WRITTEN REQUEST
Leave the pictures out and transcribe every record exactly.

EXTRACTED RECORDS
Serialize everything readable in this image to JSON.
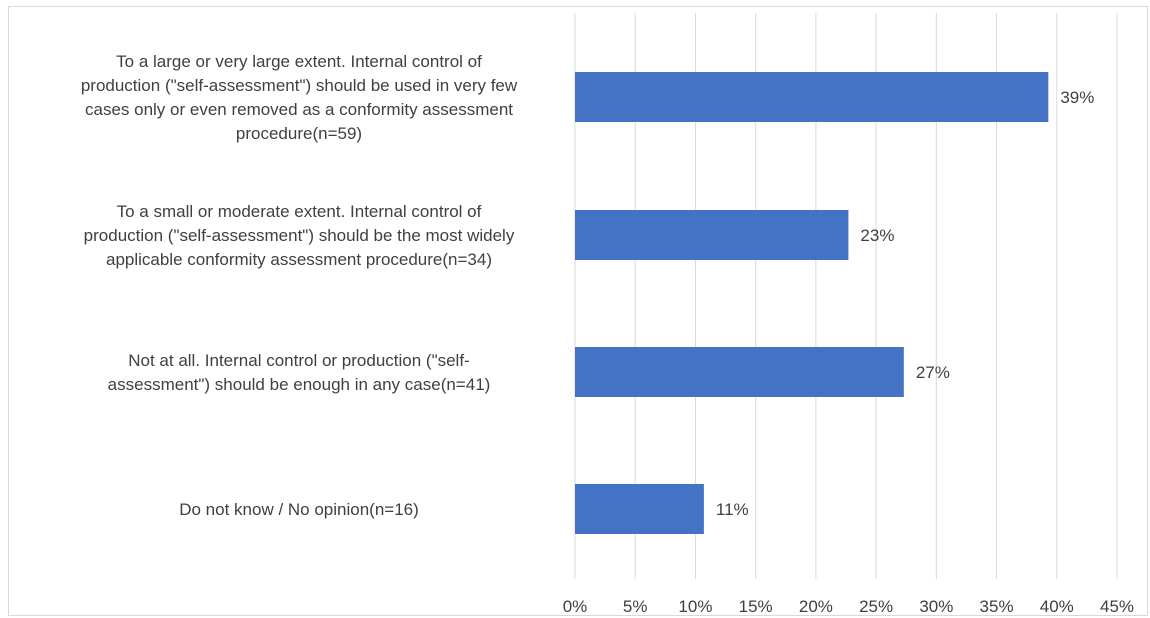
{
  "chart_data": {
    "type": "bar",
    "orientation": "horizontal",
    "categories": [
      [
        "To a large or very large extent. Internal control of",
        "production (\"self-assessment\") should be used in very few",
        "cases only or even removed as a conformity assessment",
        "procedure(n=59)"
      ],
      [
        "To a small or moderate extent. Internal control of",
        "production (\"self-assessment\") should be the most widely",
        "applicable conformity assessment procedure(n=34)"
      ],
      [
        "Not at all. Internal control or production (\"self-",
        "assessment\") should be enough in any case(n=41)"
      ],
      [
        "Do not know / No opinion(n=16)"
      ]
    ],
    "values": [
      39.3,
      22.7,
      27.3,
      10.7
    ],
    "data_labels": [
      "39%",
      "23%",
      "27%",
      "11%"
    ],
    "xlim": [
      0,
      45
    ],
    "x_ticks": [
      0,
      5,
      10,
      15,
      20,
      25,
      30,
      35,
      40,
      45
    ],
    "x_tick_labels": [
      "0%",
      "5%",
      "10%",
      "15%",
      "20%",
      "25%",
      "30%",
      "35%",
      "40%",
      "45%"
    ],
    "grid": true,
    "bar_color": "#4472c4",
    "grid_color": "#d9d9d9"
  }
}
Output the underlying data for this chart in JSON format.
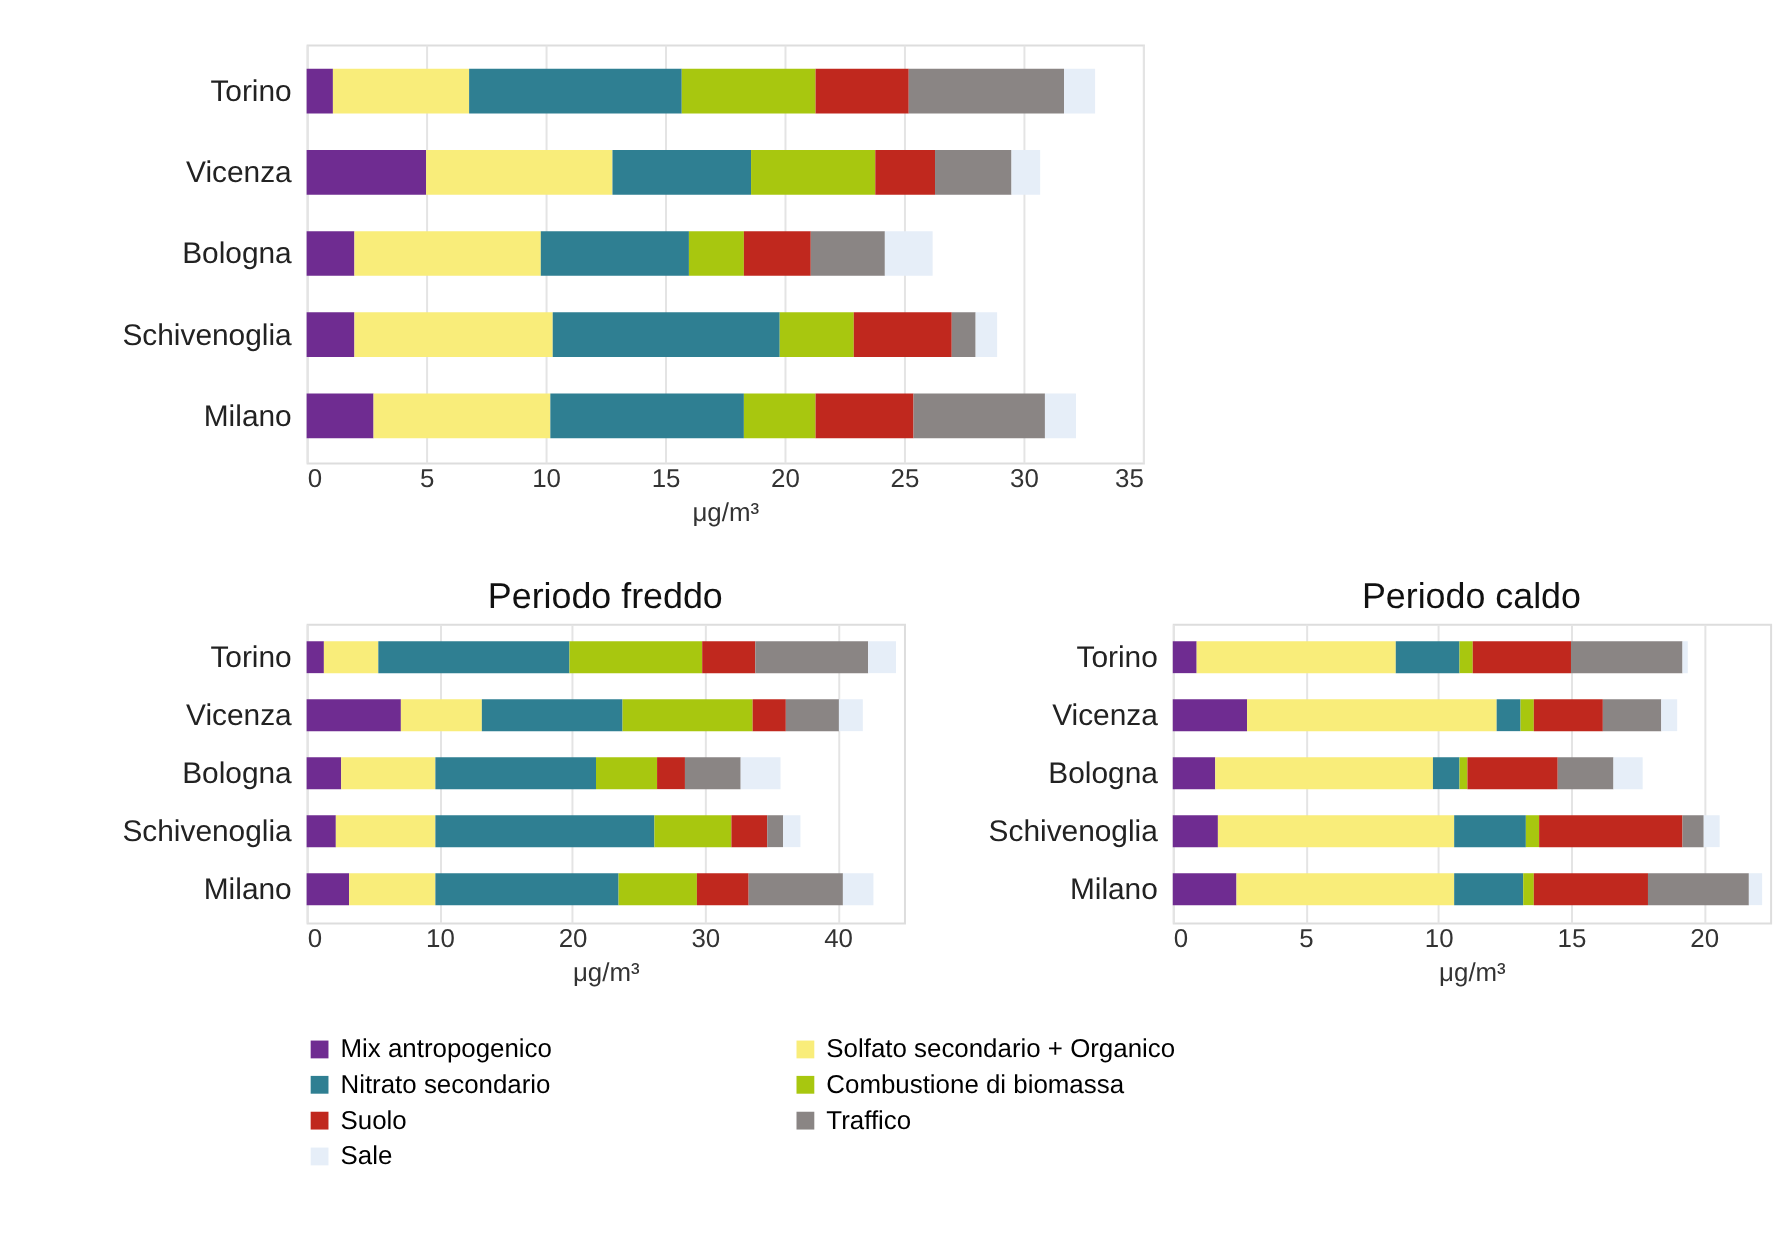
{
  "chart_data": [
    {
      "type": "bar",
      "orientation": "horizontal",
      "stacked": true,
      "xlabel": "μg/m³",
      "categories": [
        "Torino",
        "Vicenza",
        "Bologna",
        "Schivenoglia",
        "Milano"
      ],
      "xlim": [
        0,
        35
      ],
      "xticks": [
        0,
        5,
        10,
        15,
        20,
        25,
        30,
        35
      ],
      "grid": "x",
      "legend": "bottom",
      "series": [
        {
          "name": "Mix antropogenico",
          "color": "#6f2c91",
          "values": [
            1.1,
            5.0,
            2.0,
            2.0,
            2.8
          ]
        },
        {
          "name": "Solfato secondario + Organico",
          "color": "#f9ed7a",
          "values": [
            5.7,
            7.8,
            7.8,
            8.3,
            7.4
          ]
        },
        {
          "name": "Nitrato secondario",
          "color": "#2f7f92",
          "values": [
            8.9,
            5.8,
            6.2,
            9.5,
            8.1
          ]
        },
        {
          "name": "Combustione di biomassa",
          "color": "#a8c70f",
          "values": [
            5.6,
            5.2,
            2.3,
            3.1,
            3.0
          ]
        },
        {
          "name": "Suolo",
          "color": "#c0281e",
          "values": [
            3.9,
            2.5,
            2.8,
            4.1,
            4.1
          ]
        },
        {
          "name": "Traffico",
          "color": "#8a8584",
          "values": [
            6.5,
            3.2,
            3.1,
            1.0,
            5.5
          ]
        },
        {
          "name": "Sale",
          "color": "#e6eef8",
          "values": [
            1.3,
            1.2,
            2.0,
            0.9,
            1.3
          ]
        }
      ]
    },
    {
      "type": "bar",
      "orientation": "horizontal",
      "stacked": true,
      "title": "Periodo freddo",
      "xlabel": "μg/m³",
      "categories": [
        "Torino",
        "Vicenza",
        "Bologna",
        "Schivenoglia",
        "Milano"
      ],
      "xlim": [
        0,
        45
      ],
      "xticks": [
        0,
        10,
        20,
        30,
        40
      ],
      "grid": "x",
      "series": [
        {
          "color": "#6f2c91",
          "values": [
            1.3,
            7.1,
            2.6,
            2.2,
            3.2
          ]
        },
        {
          "color": "#f9ed7a",
          "values": [
            4.1,
            6.1,
            7.1,
            7.5,
            6.5
          ]
        },
        {
          "color": "#2f7f92",
          "values": [
            14.4,
            10.6,
            12.1,
            16.5,
            13.8
          ]
        },
        {
          "color": "#a8c70f",
          "values": [
            10.0,
            9.8,
            4.6,
            5.8,
            5.9
          ]
        },
        {
          "color": "#c0281e",
          "values": [
            4.0,
            2.5,
            2.1,
            2.7,
            3.9
          ]
        },
        {
          "color": "#8a8584",
          "values": [
            8.5,
            4.0,
            4.2,
            1.2,
            7.1
          ]
        },
        {
          "color": "#e6eef8",
          "values": [
            2.1,
            1.8,
            3.0,
            1.3,
            2.3
          ]
        }
      ]
    },
    {
      "type": "bar",
      "orientation": "horizontal",
      "stacked": true,
      "title": "Periodo caldo",
      "xlabel": "μg/m³",
      "categories": [
        "Torino",
        "Vicenza",
        "Bologna",
        "Schivenoglia",
        "Milano"
      ],
      "xlim": [
        0,
        22.5
      ],
      "xticks": [
        0,
        5,
        10,
        15,
        20
      ],
      "grid": "x",
      "series": [
        {
          "color": "#6f2c91",
          "values": [
            0.9,
            2.8,
            1.6,
            1.7,
            2.4
          ]
        },
        {
          "color": "#f9ed7a",
          "values": [
            7.5,
            9.4,
            8.2,
            8.9,
            8.2
          ]
        },
        {
          "color": "#2f7f92",
          "values": [
            2.4,
            0.9,
            1.0,
            2.7,
            2.6
          ]
        },
        {
          "color": "#a8c70f",
          "values": [
            0.5,
            0.5,
            0.3,
            0.5,
            0.4
          ]
        },
        {
          "color": "#c0281e",
          "values": [
            3.7,
            2.6,
            3.4,
            5.4,
            4.3
          ]
        },
        {
          "color": "#8a8584",
          "values": [
            4.2,
            2.2,
            2.1,
            0.8,
            3.8
          ]
        },
        {
          "color": "#e6eef8",
          "values": [
            0.2,
            0.6,
            1.1,
            0.6,
            0.5
          ]
        }
      ]
    }
  ]
}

ANSWER TO THE PROBLEM
Serialize everything readable in this image to JSON.
{
  "chart_data": {
    "type": "bar",
    "orientation": "horizontal",
    "categories": [
      [
        "To a large or very large extent. Internal control of",
        "production (\"self-assessment\") should be used in very few",
        "cases only or even removed as a conformity assessment",
        "procedure(n=59)"
      ],
      [
        "To a small or moderate extent. Internal control of",
        "production (\"self-assessment\") should be the most widely",
        "applicable conformity assessment procedure(n=34)"
      ],
      [
        "Not at all. Internal control or production (\"self-",
        "assessment\") should be enough in any case(n=41)"
      ],
      [
        "Do not know / No opinion(n=16)"
      ]
    ],
    "values": [
      39.3,
      22.7,
      27.3,
      10.7
    ],
    "data_labels": [
      "39%",
      "23%",
      "27%",
      "11%"
    ],
    "xlim": [
      0,
      45
    ],
    "x_ticks": [
      0,
      5,
      10,
      15,
      20,
      25,
      30,
      35,
      40,
      45
    ],
    "x_tick_labels": [
      "0%",
      "5%",
      "10%",
      "15%",
      "20%",
      "25%",
      "30%",
      "35%",
      "40%",
      "45%"
    ],
    "grid": true,
    "bar_color": "#4472c4",
    "grid_color": "#d9d9d9"
  }
}
Output the underlying data for this chart in JSON format.
{
  "chart_data": [
    {
      "type": "bar",
      "orientation": "horizontal",
      "stacked": true,
      "xlabel": "μg/m³",
      "categories": [
        "Torino",
        "Vicenza",
        "Bologna",
        "Schivenoglia",
        "Milano"
      ],
      "xlim": [
        0,
        35
      ],
      "xticks": [
        0,
        5,
        10,
        15,
        20,
        25,
        30,
        35
      ],
      "grid": "x",
      "legend": "bottom",
      "series": [
        {
          "name": "Mix antropogenico",
          "color": "#6f2c91",
          "values": [
            1.1,
            5.0,
            2.0,
            2.0,
            2.8
          ]
        },
        {
          "name": "Solfato secondario + Organico",
          "color": "#f9ed7a",
          "values": [
            5.7,
            7.8,
            7.8,
            8.3,
            7.4
          ]
        },
        {
          "name": "Nitrato secondario",
          "color": "#2f7f92",
          "values": [
            8.9,
            5.8,
            6.2,
            9.5,
            8.1
          ]
        },
        {
          "name": "Combustione di biomassa",
          "color": "#a8c70f",
          "values": [
            5.6,
            5.2,
            2.3,
            3.1,
            3.0
          ]
        },
        {
          "name": "Suolo",
          "color": "#c0281e",
          "values": [
            3.9,
            2.5,
            2.8,
            4.1,
            4.1
          ]
        },
        {
          "name": "Traffico",
          "color": "#8a8584",
          "values": [
            6.5,
            3.2,
            3.1,
            1.0,
            5.5
          ]
        },
        {
          "name": "Sale",
          "color": "#e6eef8",
          "values": [
            1.3,
            1.2,
            2.0,
            0.9,
            1.3
          ]
        }
      ]
    },
    {
      "type": "bar",
      "orientation": "horizontal",
      "stacked": true,
      "title": "Periodo freddo",
      "xlabel": "μg/m³",
      "categories": [
        "Torino",
        "Vicenza",
        "Bologna",
        "Schivenoglia",
        "Milano"
      ],
      "xlim": [
        0,
        45
      ],
      "xticks": [
        0,
        10,
        20,
        30,
        40
      ],
      "grid": "x",
      "series": [
        {
          "color": "#6f2c91",
          "values": [
            1.3,
            7.1,
            2.6,
            2.2,
            3.2
          ]
        },
        {
          "color": "#f9ed7a",
          "values": [
            4.1,
            6.1,
            7.1,
            7.5,
            6.5
          ]
        },
        {
          "color": "#2f7f92",
          "values": [
            14.4,
            10.6,
            12.1,
            16.5,
            13.8
          ]
        },
        {
          "color": "#a8c70f",
          "values": [
            10.0,
            9.8,
            4.6,
            5.8,
            5.9
          ]
        },
        {
          "color": "#c0281e",
          "values": [
            4.0,
            2.5,
            2.1,
            2.7,
            3.9
          ]
        },
        {
          "color": "#8a8584",
          "values": [
            8.5,
            4.0,
            4.2,
            1.2,
            7.1
          ]
        },
        {
          "color": "#e6eef8",
          "values": [
            2.1,
            1.8,
            3.0,
            1.3,
            2.3
          ]
        }
      ]
    },
    {
      "type": "bar",
      "orientation": "horizontal",
      "stacked": true,
      "title": "Periodo caldo",
      "xlabel": "μg/m³",
      "categories": [
        "Torino",
        "Vicenza",
        "Bologna",
        "Schivenoglia",
        "Milano"
      ],
      "xlim": [
        0,
        22.5
      ],
      "xticks": [
        0,
        5,
        10,
        15,
        20
      ],
      "grid": "x",
      "series": [
        {
          "color": "#6f2c91",
          "values": [
            0.9,
            2.8,
            1.6,
            1.7,
            2.4
          ]
        },
        {
          "color": "#f9ed7a",
          "values": [
            7.5,
            9.4,
            8.2,
            8.9,
            8.2
          ]
        },
        {
          "color": "#2f7f92",
          "values": [
            2.4,
            0.9,
            1.0,
            2.7,
            2.6
          ]
        },
        {
          "color": "#a8c70f",
          "values": [
            0.5,
            0.5,
            0.3,
            0.5,
            0.4
          ]
        },
        {
          "color": "#c0281e",
          "values": [
            3.7,
            2.6,
            3.4,
            5.4,
            4.3
          ]
        },
        {
          "color": "#8a8584",
          "values": [
            4.2,
            2.2,
            2.1,
            0.8,
            3.8
          ]
        },
        {
          "color": "#e6eef8",
          "values": [
            0.2,
            0.6,
            1.1,
            0.6,
            0.5
          ]
        }
      ]
    }
  ]
}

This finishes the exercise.